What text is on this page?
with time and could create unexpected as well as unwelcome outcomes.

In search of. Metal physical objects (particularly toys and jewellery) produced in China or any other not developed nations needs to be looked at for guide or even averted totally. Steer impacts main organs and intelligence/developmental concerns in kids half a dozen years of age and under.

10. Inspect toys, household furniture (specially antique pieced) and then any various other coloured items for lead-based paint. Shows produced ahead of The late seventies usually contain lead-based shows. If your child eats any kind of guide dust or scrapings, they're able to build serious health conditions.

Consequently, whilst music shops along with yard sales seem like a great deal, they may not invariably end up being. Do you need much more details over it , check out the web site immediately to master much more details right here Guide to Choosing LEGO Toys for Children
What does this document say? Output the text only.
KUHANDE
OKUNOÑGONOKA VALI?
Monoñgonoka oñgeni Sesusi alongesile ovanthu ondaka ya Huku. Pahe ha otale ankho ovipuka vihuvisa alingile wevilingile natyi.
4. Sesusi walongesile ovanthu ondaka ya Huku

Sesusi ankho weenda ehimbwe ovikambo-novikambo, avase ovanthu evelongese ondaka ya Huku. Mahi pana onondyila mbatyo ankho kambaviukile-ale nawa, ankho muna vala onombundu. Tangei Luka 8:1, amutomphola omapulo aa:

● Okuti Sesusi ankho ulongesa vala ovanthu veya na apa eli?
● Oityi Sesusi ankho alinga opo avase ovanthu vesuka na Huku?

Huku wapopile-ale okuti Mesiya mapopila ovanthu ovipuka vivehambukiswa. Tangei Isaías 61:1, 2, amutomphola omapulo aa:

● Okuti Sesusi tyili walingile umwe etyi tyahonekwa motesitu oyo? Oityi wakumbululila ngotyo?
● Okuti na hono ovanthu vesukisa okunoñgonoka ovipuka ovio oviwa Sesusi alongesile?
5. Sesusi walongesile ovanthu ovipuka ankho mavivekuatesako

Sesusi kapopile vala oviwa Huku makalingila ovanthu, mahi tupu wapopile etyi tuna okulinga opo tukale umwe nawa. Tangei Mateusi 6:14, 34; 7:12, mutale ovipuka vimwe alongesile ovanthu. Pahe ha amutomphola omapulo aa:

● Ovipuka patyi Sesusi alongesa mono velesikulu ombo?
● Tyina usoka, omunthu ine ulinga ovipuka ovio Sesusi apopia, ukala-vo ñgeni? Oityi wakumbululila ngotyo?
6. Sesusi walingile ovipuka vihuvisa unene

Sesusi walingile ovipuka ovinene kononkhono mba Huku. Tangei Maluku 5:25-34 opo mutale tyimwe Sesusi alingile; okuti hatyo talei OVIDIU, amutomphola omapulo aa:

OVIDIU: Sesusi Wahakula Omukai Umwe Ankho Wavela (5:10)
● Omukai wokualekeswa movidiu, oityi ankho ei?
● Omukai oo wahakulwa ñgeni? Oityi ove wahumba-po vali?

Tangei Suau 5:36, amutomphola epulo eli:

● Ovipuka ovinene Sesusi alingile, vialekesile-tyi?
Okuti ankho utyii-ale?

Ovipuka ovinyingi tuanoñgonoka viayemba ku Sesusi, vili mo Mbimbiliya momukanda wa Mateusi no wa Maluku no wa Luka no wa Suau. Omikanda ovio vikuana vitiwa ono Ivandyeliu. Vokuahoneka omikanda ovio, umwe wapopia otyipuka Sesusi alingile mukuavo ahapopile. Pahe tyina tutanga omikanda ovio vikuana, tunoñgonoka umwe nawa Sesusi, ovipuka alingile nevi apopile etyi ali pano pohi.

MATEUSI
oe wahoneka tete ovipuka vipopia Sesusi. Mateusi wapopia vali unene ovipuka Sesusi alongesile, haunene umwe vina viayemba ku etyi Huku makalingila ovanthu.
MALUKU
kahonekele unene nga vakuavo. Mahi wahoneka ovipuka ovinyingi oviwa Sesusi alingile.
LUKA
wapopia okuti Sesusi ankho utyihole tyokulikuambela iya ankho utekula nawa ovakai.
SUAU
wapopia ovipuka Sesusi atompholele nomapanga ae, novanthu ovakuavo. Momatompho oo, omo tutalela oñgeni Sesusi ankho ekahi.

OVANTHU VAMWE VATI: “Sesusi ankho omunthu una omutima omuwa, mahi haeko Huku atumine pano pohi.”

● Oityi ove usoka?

★ ★ ★

◆ **THE EXERCISE**:
Pull every line containing the word "this" out of the material and copy it.

◆ **ANSWER TO THE EXERCISE**:
What text is on this page?
What does this document say? Output the text only.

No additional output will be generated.